# The request
Find every line with the word "acasă" and report how many there are, without any other text.

Stored dataset items:
====
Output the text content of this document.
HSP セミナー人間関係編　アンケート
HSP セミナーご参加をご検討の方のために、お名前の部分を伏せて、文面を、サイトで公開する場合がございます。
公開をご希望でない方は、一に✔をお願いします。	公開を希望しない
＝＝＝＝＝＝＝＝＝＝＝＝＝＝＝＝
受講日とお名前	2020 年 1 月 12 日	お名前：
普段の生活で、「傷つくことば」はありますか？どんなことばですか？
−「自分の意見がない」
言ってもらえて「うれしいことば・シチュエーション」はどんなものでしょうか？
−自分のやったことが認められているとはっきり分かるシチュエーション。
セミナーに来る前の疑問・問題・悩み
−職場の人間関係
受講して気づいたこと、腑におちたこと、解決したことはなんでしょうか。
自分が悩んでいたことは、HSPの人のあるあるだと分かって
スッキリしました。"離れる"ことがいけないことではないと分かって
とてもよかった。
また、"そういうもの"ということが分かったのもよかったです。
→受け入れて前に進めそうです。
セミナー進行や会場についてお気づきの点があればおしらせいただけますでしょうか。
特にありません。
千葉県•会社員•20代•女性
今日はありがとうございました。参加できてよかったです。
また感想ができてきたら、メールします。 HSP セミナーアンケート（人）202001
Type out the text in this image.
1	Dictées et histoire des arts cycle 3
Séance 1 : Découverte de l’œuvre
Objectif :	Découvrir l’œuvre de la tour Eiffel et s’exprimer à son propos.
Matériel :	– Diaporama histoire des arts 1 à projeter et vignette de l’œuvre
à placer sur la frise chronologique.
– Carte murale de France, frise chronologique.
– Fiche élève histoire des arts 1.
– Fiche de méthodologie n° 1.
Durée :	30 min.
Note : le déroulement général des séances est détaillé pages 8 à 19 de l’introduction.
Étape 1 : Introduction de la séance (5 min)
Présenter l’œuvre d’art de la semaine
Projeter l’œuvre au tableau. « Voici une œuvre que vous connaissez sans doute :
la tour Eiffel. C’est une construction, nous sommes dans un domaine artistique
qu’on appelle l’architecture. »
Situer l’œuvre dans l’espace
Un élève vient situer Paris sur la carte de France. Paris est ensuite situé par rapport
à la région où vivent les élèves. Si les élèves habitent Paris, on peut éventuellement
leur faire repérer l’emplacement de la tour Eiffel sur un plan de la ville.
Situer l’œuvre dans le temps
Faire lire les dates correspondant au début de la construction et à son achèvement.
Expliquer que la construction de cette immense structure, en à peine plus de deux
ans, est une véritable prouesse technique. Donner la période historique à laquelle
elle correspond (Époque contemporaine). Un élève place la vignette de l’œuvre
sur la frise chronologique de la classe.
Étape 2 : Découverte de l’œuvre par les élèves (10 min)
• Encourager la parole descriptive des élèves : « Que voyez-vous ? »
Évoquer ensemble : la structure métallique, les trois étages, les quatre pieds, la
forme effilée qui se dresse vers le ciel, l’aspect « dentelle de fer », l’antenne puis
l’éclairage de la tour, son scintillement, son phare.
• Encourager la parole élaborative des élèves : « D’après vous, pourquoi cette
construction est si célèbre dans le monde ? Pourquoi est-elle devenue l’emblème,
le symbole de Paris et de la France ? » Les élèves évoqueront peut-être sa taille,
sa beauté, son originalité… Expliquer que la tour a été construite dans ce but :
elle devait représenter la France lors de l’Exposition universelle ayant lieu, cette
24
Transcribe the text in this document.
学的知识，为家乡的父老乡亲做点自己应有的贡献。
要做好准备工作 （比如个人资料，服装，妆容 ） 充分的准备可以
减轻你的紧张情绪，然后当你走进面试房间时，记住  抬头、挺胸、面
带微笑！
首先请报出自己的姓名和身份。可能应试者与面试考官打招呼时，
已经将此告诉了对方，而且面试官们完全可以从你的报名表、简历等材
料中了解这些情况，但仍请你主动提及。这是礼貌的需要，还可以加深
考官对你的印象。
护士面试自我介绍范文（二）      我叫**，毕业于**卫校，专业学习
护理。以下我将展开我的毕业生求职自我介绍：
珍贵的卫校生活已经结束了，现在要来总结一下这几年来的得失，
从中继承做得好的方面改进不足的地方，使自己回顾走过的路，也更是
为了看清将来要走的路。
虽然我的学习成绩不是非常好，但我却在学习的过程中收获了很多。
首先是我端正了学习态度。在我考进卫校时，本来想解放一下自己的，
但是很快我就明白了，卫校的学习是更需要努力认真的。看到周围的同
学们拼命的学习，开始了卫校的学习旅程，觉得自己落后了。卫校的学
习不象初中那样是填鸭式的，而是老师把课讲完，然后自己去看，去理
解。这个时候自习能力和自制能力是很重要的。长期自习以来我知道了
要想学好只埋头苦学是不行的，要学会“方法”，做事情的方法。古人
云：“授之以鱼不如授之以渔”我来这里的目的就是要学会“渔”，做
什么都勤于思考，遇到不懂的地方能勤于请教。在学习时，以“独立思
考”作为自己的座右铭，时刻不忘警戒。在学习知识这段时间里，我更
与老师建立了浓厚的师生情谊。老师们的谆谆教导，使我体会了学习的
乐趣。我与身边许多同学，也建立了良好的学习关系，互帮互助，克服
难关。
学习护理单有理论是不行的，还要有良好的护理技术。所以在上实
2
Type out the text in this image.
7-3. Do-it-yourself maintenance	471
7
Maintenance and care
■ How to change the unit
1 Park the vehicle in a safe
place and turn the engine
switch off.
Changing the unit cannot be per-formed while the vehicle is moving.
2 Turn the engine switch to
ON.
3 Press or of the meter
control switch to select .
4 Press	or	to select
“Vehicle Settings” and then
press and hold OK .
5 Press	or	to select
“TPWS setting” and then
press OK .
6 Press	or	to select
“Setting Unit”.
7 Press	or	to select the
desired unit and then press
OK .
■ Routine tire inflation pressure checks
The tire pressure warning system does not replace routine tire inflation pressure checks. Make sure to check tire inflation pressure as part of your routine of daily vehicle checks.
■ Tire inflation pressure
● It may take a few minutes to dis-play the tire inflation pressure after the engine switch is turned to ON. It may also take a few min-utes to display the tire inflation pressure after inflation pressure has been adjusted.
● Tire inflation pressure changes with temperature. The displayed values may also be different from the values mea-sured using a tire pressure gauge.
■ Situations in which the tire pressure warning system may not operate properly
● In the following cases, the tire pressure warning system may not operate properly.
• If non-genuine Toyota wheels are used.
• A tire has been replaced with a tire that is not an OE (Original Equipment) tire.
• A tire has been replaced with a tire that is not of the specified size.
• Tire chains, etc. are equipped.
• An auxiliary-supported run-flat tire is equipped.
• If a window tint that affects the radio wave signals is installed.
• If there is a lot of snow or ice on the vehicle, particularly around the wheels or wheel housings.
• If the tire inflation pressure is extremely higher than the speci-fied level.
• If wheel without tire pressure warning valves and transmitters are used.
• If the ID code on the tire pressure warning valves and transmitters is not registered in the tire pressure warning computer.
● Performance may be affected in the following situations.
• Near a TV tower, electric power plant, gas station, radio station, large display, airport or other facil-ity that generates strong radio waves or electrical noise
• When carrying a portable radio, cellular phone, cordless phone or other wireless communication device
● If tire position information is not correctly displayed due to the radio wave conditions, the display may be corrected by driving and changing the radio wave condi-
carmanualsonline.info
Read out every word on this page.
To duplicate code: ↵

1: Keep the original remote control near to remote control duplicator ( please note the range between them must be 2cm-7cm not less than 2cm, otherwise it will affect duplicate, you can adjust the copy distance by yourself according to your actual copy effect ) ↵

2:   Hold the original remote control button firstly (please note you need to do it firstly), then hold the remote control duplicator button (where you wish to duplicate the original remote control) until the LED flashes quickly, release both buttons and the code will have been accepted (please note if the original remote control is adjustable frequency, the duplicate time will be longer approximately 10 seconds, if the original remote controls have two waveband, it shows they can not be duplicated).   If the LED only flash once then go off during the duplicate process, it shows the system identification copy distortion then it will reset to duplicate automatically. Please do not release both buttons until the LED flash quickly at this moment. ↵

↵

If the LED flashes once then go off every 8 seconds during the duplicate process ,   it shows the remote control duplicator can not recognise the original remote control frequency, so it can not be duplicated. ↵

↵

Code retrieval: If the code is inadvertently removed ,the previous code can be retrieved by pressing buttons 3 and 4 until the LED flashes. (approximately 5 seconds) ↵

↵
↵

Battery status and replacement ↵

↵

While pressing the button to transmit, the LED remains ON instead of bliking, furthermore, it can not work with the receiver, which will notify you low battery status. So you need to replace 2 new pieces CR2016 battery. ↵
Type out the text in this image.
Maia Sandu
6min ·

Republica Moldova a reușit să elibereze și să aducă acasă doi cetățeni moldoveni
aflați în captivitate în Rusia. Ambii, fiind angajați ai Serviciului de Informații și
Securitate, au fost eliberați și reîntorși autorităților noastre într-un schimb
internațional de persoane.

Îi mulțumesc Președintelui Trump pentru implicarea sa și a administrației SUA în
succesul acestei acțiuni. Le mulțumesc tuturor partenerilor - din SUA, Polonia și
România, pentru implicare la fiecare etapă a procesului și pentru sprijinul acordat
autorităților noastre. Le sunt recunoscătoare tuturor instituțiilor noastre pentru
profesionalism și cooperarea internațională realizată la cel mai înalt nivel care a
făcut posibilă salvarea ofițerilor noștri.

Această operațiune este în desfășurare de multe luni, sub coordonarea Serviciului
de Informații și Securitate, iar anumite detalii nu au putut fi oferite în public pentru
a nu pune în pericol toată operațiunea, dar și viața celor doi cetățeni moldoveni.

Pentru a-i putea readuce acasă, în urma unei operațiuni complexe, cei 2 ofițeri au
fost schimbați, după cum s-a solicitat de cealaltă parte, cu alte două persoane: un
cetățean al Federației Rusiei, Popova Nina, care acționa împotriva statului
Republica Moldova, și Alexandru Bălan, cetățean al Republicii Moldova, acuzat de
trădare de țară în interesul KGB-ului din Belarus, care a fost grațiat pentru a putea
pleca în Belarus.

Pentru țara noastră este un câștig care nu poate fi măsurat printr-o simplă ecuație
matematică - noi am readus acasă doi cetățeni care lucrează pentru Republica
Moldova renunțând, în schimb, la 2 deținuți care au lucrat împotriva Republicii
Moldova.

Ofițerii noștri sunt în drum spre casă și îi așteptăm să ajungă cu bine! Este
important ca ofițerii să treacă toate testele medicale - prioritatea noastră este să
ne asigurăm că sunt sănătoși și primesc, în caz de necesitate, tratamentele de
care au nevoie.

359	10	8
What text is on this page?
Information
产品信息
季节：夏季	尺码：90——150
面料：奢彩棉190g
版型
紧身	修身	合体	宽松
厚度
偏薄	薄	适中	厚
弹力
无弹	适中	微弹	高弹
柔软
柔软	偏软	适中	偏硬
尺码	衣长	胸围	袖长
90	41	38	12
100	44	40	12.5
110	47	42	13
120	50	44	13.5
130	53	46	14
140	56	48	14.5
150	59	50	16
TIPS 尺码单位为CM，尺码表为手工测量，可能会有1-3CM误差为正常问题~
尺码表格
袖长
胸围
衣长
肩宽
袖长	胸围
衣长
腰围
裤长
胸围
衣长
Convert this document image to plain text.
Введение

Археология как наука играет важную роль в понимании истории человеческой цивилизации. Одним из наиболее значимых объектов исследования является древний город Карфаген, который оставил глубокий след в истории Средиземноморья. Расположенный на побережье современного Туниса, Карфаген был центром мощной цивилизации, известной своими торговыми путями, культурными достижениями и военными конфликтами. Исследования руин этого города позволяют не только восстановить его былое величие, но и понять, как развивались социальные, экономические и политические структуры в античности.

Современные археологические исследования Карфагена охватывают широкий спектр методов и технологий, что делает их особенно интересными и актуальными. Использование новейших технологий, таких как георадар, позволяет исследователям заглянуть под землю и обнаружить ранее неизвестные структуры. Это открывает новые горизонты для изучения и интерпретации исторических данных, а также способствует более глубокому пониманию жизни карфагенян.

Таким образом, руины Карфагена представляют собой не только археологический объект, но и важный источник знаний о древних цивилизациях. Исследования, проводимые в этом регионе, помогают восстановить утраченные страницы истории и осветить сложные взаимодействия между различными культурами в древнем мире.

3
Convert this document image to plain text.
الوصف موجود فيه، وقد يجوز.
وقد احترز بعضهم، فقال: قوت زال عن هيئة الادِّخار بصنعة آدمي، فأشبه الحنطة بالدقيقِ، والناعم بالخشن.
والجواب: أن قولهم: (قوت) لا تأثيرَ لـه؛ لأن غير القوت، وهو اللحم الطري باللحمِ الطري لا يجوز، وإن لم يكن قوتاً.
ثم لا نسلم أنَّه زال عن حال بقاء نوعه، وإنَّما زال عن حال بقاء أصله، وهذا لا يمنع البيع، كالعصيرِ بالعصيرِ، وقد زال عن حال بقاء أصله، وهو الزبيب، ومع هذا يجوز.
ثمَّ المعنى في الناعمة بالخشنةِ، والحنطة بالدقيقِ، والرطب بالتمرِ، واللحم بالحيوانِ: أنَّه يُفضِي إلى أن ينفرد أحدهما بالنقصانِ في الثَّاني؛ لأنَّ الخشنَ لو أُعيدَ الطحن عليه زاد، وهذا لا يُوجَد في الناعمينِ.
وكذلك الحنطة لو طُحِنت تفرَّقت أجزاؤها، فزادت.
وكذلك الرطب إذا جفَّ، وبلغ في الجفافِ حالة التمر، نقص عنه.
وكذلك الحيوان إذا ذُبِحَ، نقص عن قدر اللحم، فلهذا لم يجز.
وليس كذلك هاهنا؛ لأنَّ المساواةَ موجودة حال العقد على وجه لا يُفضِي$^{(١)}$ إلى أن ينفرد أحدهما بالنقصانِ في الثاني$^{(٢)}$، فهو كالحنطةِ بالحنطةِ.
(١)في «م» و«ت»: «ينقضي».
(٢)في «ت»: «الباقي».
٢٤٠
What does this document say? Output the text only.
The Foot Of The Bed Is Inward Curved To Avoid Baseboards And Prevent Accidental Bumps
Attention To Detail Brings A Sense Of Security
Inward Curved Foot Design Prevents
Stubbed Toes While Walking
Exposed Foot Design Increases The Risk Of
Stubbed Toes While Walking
====
# Expected answer
3